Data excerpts
──────

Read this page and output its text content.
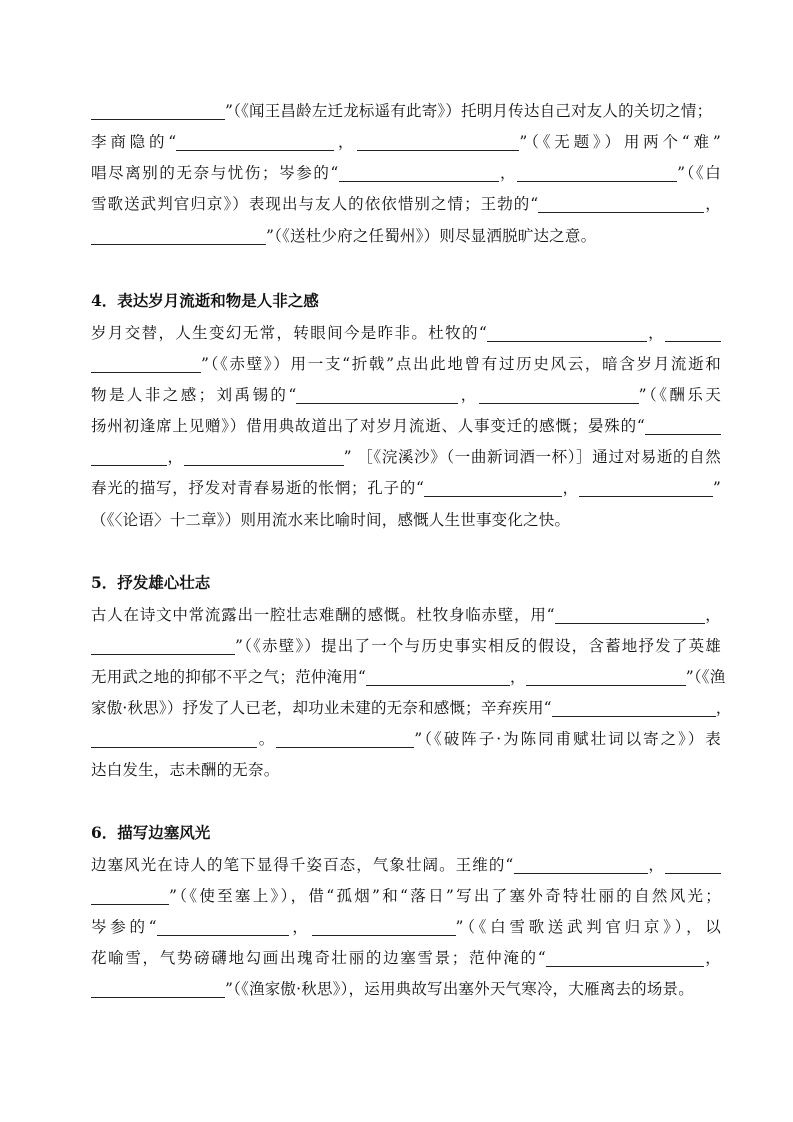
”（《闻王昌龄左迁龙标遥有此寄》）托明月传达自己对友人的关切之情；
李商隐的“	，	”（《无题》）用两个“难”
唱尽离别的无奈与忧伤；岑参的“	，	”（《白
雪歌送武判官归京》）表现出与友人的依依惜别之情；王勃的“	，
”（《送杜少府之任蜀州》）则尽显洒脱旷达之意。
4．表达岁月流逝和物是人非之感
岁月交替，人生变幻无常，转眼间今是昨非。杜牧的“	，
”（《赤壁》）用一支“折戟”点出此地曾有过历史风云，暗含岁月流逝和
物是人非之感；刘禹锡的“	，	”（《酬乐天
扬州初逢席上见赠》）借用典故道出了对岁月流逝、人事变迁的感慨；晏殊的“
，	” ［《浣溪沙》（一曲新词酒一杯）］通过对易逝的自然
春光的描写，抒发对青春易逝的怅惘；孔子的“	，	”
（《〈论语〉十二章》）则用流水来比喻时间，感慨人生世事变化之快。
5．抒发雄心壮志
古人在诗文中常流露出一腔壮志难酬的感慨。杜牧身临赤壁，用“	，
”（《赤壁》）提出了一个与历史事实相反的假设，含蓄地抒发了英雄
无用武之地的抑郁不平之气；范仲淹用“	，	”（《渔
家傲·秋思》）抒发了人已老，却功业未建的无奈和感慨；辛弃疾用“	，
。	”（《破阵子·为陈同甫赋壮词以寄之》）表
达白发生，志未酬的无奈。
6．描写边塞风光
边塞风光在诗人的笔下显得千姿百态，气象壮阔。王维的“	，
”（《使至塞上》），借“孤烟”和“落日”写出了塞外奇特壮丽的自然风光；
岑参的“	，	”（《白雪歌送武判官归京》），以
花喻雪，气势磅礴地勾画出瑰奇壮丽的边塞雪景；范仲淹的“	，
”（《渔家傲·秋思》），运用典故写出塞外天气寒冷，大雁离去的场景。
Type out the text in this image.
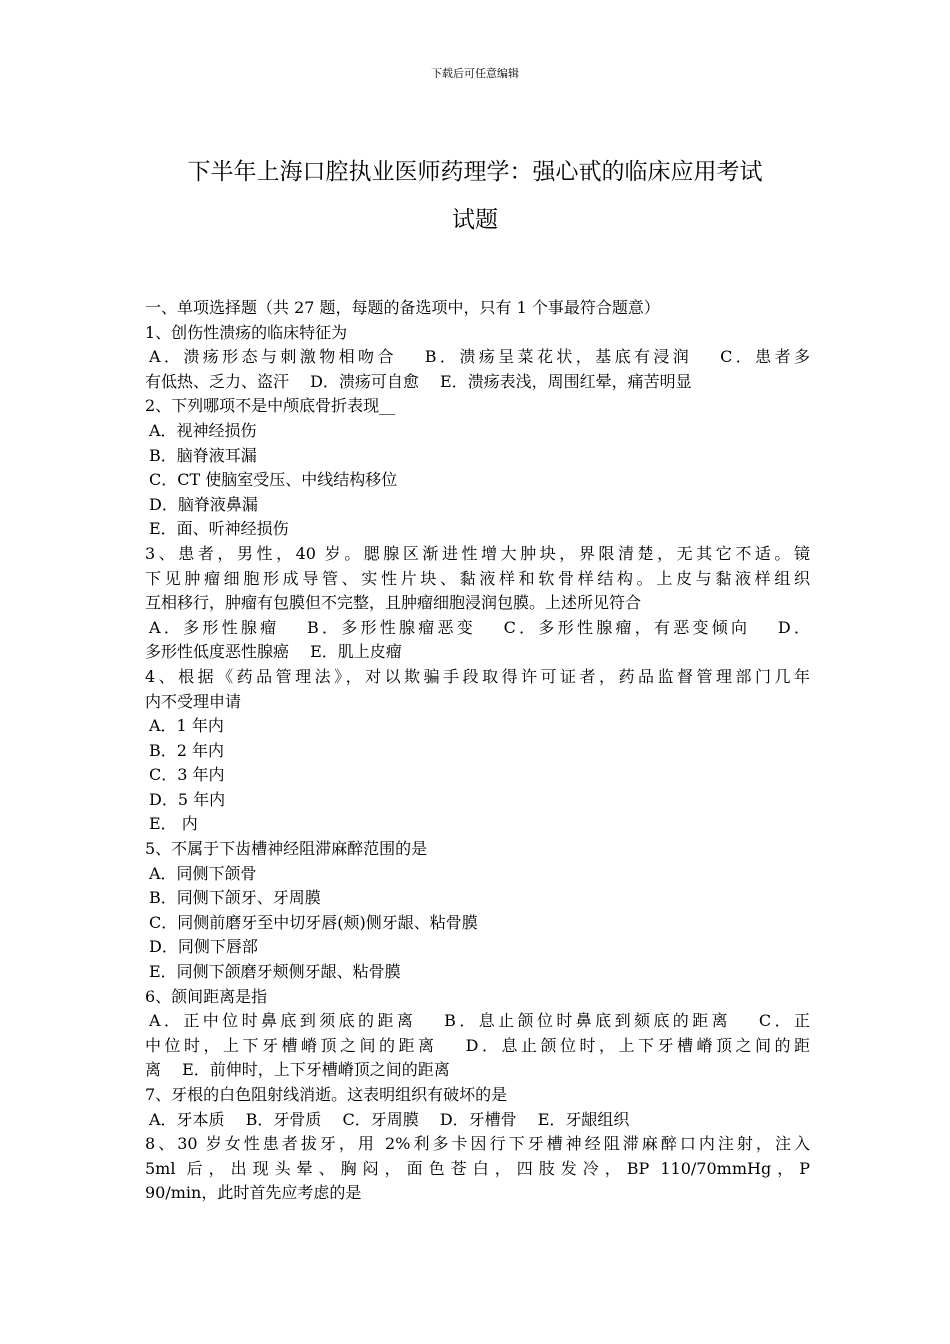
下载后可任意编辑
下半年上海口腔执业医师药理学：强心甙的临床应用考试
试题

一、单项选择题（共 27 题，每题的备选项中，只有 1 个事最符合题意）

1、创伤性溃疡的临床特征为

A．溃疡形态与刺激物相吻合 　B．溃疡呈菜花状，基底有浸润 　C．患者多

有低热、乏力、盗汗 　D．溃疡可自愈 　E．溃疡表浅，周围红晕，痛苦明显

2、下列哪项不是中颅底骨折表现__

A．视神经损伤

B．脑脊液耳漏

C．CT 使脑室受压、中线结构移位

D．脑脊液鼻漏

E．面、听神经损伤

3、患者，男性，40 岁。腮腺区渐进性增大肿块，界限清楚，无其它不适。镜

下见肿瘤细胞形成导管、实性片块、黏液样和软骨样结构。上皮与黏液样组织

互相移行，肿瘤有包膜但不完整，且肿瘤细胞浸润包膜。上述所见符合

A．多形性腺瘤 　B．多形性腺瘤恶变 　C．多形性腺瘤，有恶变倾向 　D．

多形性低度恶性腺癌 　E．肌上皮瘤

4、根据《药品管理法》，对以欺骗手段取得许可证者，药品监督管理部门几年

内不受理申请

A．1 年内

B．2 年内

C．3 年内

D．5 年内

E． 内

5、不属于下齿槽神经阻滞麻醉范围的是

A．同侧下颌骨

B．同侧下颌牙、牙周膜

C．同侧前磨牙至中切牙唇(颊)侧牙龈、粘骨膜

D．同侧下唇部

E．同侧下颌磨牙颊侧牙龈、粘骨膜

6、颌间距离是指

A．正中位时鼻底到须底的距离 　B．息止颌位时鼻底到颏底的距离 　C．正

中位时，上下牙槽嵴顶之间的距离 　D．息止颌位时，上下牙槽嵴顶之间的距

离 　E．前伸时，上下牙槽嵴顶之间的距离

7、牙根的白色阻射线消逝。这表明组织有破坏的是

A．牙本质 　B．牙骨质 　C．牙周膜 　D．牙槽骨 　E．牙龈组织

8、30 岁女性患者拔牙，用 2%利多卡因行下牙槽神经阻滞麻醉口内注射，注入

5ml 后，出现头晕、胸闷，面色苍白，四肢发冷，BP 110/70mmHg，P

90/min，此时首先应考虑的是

──────

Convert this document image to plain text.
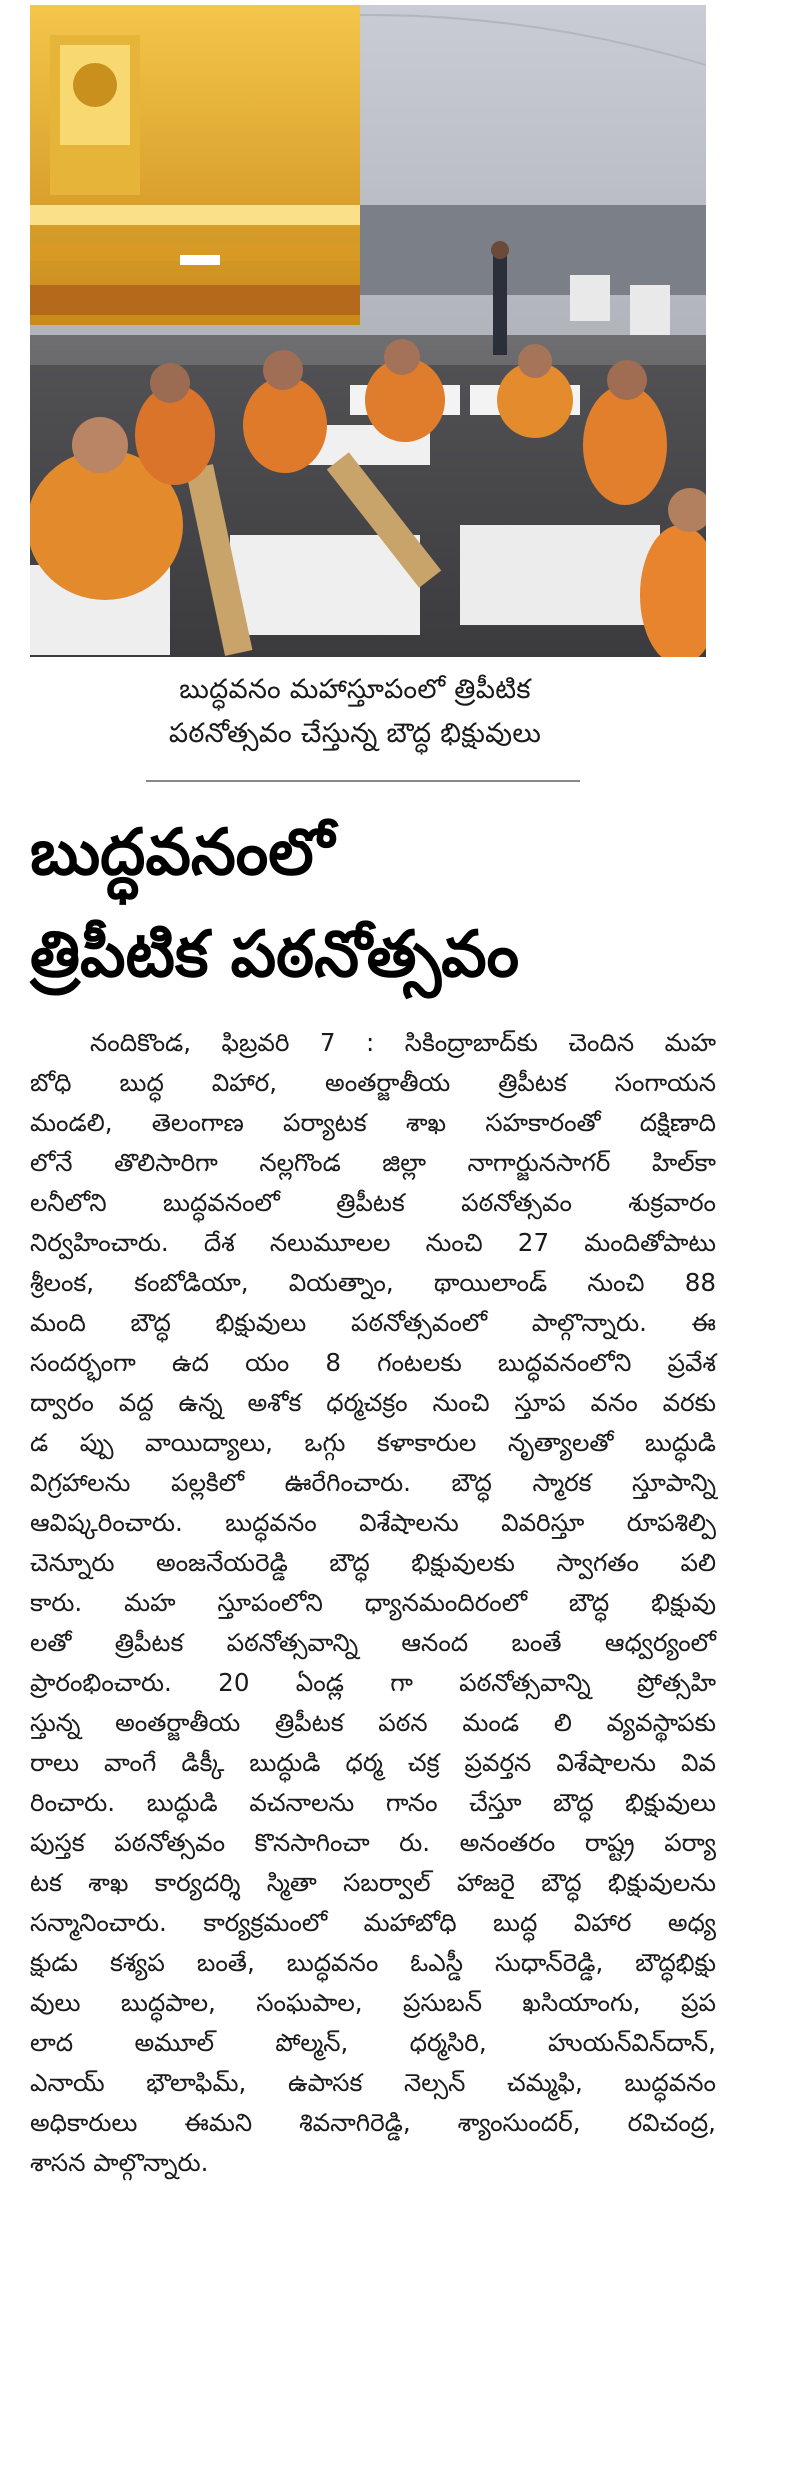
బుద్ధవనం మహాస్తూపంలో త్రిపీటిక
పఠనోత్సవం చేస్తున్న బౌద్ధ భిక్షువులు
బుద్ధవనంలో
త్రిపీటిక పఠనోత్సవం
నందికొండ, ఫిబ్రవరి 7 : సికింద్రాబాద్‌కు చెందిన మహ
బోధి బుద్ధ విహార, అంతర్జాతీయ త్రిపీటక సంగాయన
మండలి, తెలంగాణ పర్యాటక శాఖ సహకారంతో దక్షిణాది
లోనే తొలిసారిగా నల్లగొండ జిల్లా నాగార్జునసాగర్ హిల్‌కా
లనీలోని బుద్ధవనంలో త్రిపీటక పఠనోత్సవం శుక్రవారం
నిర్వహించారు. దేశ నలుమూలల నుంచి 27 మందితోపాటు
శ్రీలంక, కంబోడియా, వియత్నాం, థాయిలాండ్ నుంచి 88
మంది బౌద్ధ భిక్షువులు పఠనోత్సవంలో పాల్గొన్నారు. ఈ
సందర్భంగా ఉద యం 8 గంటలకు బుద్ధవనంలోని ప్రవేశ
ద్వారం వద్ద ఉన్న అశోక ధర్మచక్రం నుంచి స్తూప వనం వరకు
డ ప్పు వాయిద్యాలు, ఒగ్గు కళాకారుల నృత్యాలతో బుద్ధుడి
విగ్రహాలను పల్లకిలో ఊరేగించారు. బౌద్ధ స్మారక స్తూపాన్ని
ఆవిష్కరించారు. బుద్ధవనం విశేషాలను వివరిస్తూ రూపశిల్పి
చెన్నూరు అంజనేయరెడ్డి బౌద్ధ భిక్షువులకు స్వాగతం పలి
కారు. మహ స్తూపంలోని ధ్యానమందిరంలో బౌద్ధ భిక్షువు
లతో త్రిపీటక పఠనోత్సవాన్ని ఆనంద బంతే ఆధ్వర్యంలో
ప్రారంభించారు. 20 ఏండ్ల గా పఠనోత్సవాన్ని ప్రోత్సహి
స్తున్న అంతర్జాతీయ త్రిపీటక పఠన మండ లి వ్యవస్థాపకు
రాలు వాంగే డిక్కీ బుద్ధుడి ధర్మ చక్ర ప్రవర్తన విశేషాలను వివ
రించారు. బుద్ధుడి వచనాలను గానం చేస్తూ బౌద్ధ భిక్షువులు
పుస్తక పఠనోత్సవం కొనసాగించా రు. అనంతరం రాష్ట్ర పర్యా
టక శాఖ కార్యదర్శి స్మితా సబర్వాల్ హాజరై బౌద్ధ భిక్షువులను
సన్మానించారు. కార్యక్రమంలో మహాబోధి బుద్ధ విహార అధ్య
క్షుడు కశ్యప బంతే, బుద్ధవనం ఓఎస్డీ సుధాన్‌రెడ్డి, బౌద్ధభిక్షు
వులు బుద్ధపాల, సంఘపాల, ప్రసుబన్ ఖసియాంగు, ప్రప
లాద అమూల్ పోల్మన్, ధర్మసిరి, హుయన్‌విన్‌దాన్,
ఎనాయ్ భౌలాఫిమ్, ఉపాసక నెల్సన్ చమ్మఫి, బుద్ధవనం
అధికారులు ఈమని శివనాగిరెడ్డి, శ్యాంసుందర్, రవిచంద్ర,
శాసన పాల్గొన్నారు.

──────

• Instructions for the task
Tally the lines of the data that contain the string "image" and report the total alone.

• Response to this task
2